## EXERCISE PROMPT
The records below are made of lines; count those holding the word "color" and give the number only.

(Data items)

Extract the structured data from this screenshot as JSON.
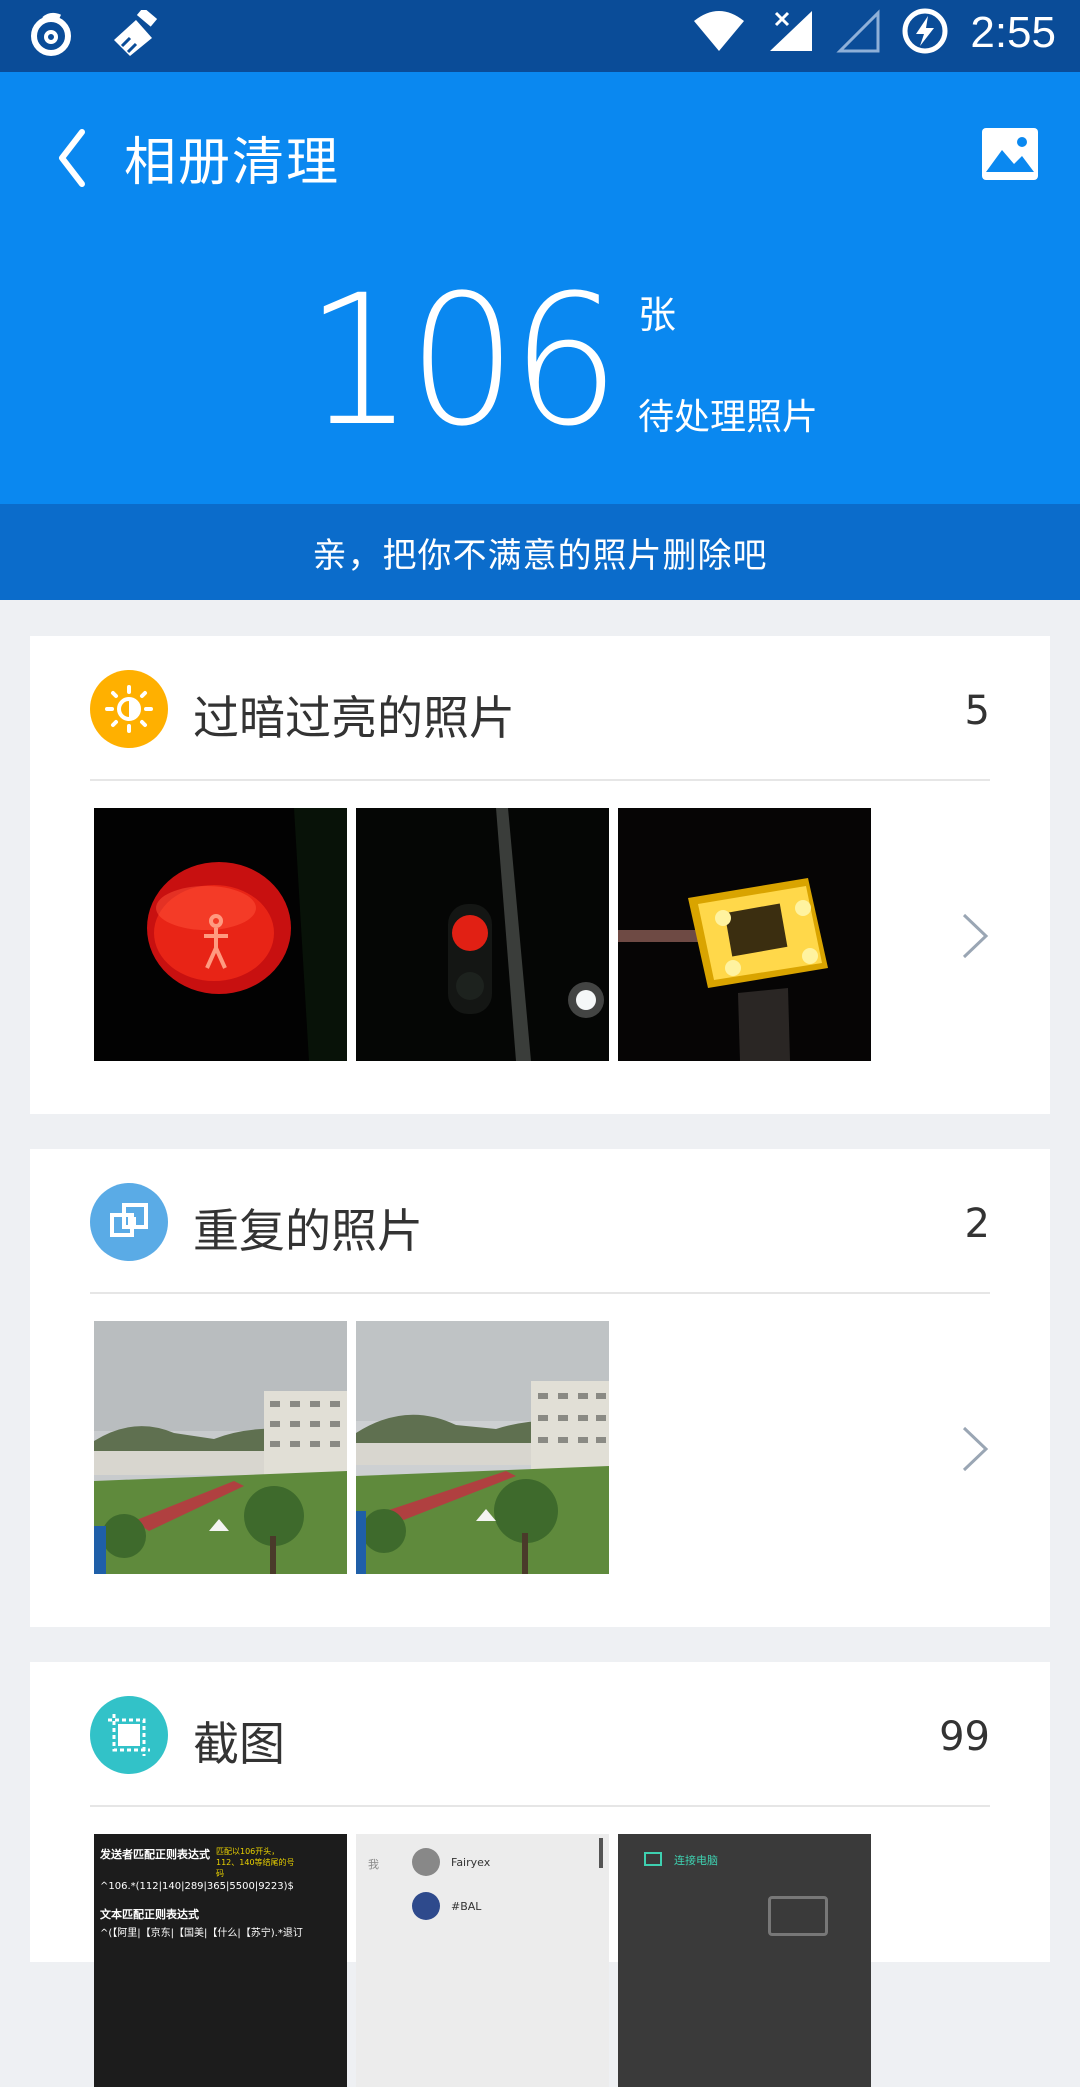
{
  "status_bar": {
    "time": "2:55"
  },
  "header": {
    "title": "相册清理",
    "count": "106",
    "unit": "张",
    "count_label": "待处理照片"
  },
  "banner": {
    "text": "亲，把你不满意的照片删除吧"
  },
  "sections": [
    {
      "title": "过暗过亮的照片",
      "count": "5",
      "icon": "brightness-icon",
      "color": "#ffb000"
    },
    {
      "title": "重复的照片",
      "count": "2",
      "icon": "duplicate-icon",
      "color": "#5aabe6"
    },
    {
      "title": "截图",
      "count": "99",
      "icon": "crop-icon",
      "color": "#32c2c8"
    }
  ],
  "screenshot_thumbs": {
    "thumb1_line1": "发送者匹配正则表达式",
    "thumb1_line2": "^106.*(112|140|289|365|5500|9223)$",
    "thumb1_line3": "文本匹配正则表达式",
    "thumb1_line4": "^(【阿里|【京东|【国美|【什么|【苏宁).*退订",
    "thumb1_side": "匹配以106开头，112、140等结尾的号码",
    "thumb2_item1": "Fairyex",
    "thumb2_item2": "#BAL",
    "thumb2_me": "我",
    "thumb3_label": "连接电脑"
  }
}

## EXERCISE RESULT
3